* begin *

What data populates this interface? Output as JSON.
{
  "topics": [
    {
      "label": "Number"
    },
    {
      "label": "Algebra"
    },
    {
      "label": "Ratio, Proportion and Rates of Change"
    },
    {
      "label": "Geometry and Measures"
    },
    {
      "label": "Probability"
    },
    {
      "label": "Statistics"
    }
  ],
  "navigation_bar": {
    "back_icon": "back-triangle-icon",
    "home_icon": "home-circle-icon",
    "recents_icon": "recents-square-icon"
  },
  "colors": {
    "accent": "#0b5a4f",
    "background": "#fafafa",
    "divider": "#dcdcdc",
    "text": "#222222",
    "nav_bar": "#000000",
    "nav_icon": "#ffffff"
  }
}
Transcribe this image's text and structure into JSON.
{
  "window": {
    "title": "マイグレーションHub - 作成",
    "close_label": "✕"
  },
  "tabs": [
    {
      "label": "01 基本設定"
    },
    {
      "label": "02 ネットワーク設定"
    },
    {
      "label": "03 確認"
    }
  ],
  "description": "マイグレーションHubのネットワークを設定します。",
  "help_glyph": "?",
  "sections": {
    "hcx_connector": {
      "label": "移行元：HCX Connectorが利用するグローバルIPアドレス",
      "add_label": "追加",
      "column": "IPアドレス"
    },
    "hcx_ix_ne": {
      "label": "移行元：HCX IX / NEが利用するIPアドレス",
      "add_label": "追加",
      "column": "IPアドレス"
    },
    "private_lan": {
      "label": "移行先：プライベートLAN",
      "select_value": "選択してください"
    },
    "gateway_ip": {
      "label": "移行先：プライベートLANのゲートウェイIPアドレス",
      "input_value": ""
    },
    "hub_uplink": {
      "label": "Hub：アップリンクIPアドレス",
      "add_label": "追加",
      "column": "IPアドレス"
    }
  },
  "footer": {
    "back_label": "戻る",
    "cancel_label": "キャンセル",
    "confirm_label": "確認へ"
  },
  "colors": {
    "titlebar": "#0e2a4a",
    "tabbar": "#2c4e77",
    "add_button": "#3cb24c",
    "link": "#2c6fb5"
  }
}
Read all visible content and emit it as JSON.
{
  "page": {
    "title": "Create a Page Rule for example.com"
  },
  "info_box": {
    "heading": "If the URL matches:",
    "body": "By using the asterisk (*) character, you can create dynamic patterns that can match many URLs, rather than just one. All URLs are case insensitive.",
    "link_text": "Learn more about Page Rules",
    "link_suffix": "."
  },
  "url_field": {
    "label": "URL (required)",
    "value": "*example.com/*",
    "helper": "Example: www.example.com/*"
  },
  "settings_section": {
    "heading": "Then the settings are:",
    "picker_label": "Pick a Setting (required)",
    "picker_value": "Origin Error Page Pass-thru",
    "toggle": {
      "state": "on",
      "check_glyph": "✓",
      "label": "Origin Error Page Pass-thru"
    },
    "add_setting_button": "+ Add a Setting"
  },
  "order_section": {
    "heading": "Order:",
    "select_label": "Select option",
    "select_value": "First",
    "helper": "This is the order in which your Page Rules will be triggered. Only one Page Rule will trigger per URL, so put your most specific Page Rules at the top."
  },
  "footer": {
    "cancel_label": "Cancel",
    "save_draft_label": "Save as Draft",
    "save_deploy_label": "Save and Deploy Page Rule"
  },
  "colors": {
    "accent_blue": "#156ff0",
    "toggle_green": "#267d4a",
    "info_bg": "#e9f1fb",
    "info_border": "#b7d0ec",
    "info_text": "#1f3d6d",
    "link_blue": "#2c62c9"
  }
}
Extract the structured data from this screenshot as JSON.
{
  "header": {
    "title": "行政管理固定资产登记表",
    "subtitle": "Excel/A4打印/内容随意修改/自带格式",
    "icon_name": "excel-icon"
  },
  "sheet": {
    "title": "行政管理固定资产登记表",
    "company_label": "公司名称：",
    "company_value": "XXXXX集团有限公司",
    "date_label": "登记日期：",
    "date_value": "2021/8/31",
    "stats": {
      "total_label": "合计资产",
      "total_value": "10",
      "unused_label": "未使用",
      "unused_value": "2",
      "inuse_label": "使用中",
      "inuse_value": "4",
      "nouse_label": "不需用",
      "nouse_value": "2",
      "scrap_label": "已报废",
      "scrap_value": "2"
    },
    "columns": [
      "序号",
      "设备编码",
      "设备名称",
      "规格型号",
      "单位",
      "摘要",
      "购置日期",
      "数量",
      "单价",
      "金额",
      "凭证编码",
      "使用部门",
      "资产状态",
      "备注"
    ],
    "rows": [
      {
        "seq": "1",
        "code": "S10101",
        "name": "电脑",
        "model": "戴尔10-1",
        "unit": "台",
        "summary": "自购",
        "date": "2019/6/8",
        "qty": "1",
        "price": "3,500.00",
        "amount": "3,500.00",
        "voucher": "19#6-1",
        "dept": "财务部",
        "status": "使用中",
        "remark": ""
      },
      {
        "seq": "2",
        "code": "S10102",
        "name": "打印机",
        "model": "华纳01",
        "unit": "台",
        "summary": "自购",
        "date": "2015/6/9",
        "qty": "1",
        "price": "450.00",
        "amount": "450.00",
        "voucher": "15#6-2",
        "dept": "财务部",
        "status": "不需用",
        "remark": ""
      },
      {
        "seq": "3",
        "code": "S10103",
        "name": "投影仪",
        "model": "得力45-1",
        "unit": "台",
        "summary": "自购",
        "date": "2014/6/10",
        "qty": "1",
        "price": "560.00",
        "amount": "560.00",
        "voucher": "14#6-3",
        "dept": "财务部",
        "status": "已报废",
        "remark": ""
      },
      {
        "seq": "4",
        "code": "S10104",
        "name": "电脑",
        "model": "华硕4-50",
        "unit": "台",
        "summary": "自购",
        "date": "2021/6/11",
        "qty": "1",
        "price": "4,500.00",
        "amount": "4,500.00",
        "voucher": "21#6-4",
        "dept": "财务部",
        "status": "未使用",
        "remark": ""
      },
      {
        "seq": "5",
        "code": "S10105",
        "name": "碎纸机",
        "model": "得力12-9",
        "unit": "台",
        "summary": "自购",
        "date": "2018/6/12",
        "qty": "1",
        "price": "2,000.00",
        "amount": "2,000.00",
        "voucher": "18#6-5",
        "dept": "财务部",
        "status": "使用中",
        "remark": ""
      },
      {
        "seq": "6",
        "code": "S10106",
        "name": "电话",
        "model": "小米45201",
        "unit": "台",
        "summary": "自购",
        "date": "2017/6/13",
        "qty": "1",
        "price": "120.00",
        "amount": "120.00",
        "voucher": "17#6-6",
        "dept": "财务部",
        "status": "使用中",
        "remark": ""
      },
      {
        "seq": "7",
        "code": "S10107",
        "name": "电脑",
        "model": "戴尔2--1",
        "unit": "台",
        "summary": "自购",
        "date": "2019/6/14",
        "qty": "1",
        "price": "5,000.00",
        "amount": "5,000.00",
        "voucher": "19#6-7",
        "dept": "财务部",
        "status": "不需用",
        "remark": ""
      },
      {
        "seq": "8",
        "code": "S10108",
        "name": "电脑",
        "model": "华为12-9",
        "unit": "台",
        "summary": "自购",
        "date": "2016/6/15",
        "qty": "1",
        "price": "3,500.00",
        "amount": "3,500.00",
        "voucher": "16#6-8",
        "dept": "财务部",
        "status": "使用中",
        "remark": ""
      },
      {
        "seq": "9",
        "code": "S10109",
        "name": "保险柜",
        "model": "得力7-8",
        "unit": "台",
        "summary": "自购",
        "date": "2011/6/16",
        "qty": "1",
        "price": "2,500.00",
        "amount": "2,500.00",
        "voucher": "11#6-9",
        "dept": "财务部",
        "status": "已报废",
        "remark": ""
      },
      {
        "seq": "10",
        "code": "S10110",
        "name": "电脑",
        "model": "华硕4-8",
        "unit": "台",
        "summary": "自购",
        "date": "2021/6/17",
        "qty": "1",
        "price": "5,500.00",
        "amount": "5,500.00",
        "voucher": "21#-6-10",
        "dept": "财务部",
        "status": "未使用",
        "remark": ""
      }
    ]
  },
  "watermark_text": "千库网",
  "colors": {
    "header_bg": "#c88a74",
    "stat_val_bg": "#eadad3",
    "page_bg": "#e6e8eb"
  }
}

* end *

## DIRECTION:
From the entries above, return each line with the word "code" in it.

## WRITTEN ANSWER:
        "code": "S10101",
        "code": "S10102",
        "code": "S10103",
        "code": "S10104",
        "code": "S10105",
        "code": "S10106",
        "code": "S10107",
        "code": "S10108",
        "code": "S10109",
        "code": "S10110",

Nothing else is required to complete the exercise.